## What to work on
Gather, from the listing beneath this task, every line holding the string "Eduquer".

## Source material

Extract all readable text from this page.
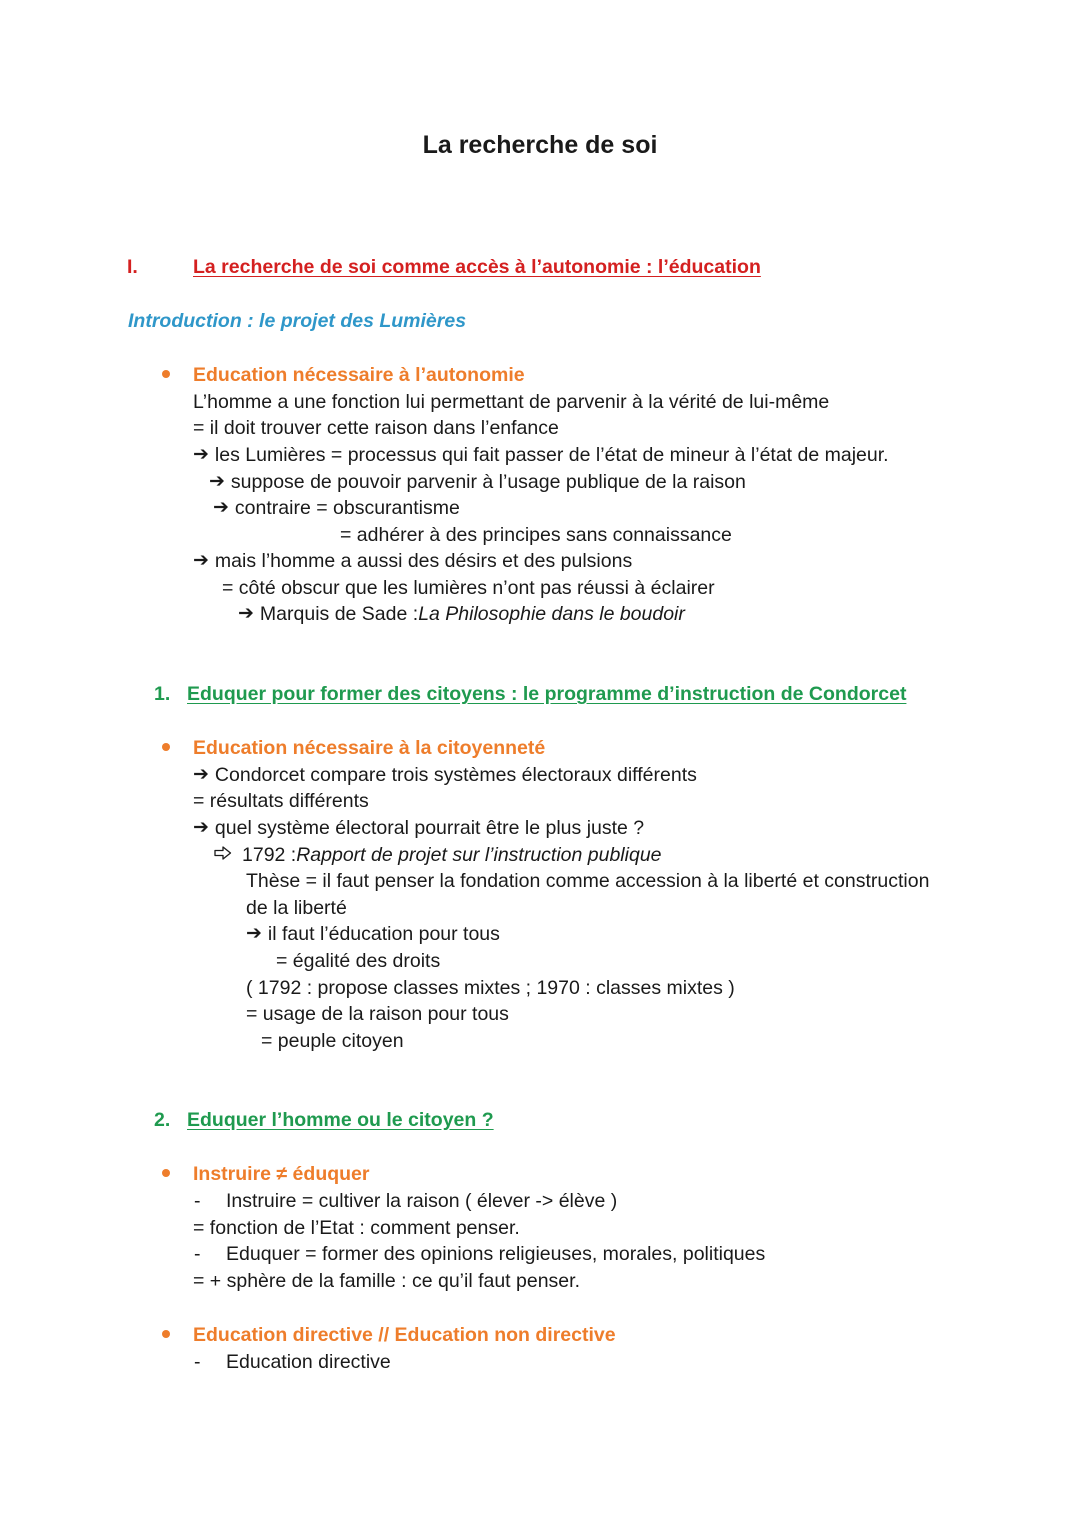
La recherche de soi
I.	La recherche de soi comme accès à l’autonomie : l’éducation
Introduction : le projet des Lumières
Education nécessaire à l’autonomie
L’homme a une fonction lui permettant de parvenir à la vérité de lui-même
= il doit trouver cette raison dans l’enfance
➔ les Lumières = processus qui fait passer de l’état de mineur à l’état de majeur.
➔ suppose de pouvoir parvenir à l’usage publique de la raison
➔ contraire = obscurantisme
= adhérer à des principes sans connaissance
➔ mais l’homme a aussi des désirs et des pulsions
= côté obscur que les lumières n’ont pas réussi à éclairer
➔ Marquis de Sade : La Philosophie dans le boudoir
1. Eduquer pour former des citoyens : le programme d’instruction de Condorcet
Education nécessaire à la citoyenneté
➔ Condorcet compare trois systèmes électoraux différents
= résultats différents
➔ quel système électoral pourrait être le plus juste ?
1792 : Rapport de projet sur l’instruction publique
Thèse = il faut penser la fondation comme accession à la liberté et construction
de la liberté
➔ il faut l’éducation pour tous
= égalité des droits
( 1792 : propose classes mixtes ; 1970 : classes mixtes )
= usage de la raison pour tous
= peuple citoyen
2. Eduquer l’homme ou le citoyen ?
Instruire ≠ éduquer
- Instruire = cultiver la raison ( élever -> élève )
= fonction de l’Etat : comment penser.
- Eduquer = former des opinions religieuses, morales, politiques
= + sphère de la famille : ce qu’il faut penser.
Education directive // Education non directive
- Education directive
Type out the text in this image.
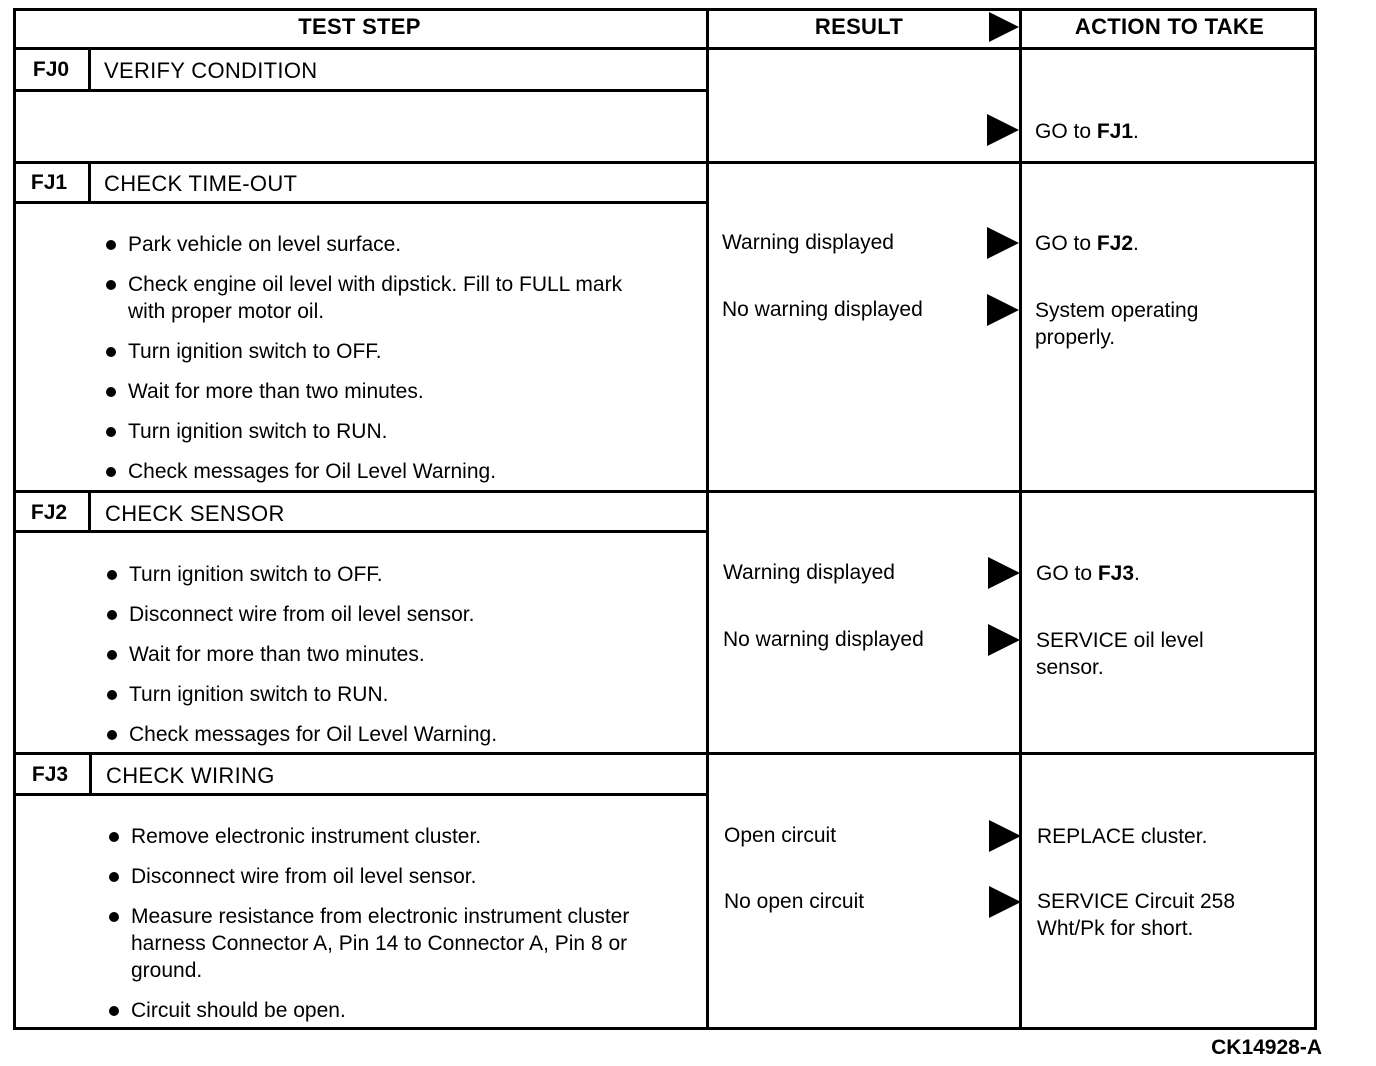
TEST STEP	RESULT	ACTION TO TAKE
FJ0	VERIFY CONDITION
GO to FJ1.
FJ1	CHECK TIME-OUT
Park vehicle on level surface.
Check engine oil level with dipstick. Fill to FULL mark with proper motor oil.
Turn ignition switch to OFF.
Wait for more than two minutes.
Turn ignition switch to RUN.
Check messages for Oil Level Warning.
Warning displayed	GO to FJ2.
No warning displayed	System operating properly.
FJ2	CHECK SENSOR
Turn ignition switch to OFF.
Disconnect wire from oil level sensor.
Wait for more than two minutes.
Turn ignition switch to RUN.
Check messages for Oil Level Warning.
Warning displayed	GO to FJ3.
No warning displayed	SERVICE oil level sensor.
FJ3	CHECK WIRING
Remove electronic instrument cluster.
Disconnect wire from oil level sensor.
Measure resistance from electronic instrument cluster harness Connector A, Pin 14 to Connector A, Pin 8 or ground.
Circuit should be open.
Open circuit	REPLACE cluster.
No open circuit	SERVICE Circuit 258 Wht/Pk for short.
CK14928-A
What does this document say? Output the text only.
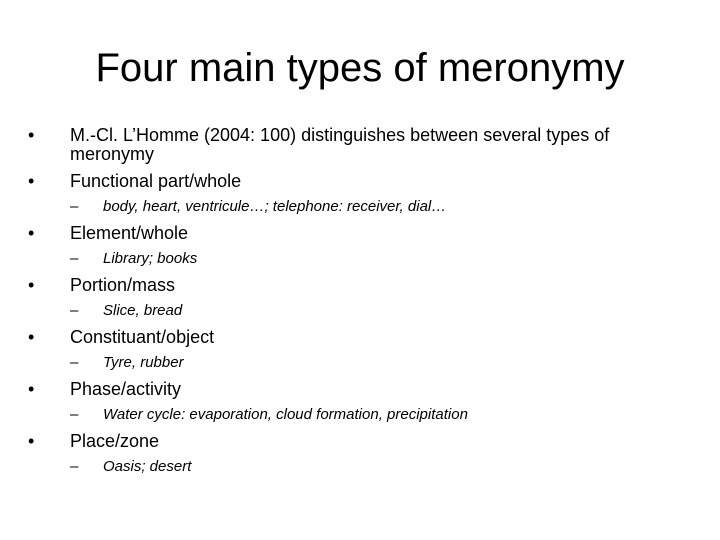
Four main types of meronymy
•	M.-Cl. L’Homme (2004: 100) distinguishes between several types of meronymy
•	Functional part/whole
– body, heart, ventricule…; telephone: receiver, dial…
•	Element/whole
– Library; books
•	Portion/mass
– Slice, bread
•	Constituant/object
– Tyre, rubber
•	Phase/activity
– Water cycle: evaporation, cloud formation, precipitation
•	Place/zone
– Oasis; desert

## Task result
1. Eduquer pour former des citoyens : le programme d’instruction de Condorcet
2. Eduquer l’homme ou le citoyen ?
- Eduquer = former des opinions religieuses, morales, politiques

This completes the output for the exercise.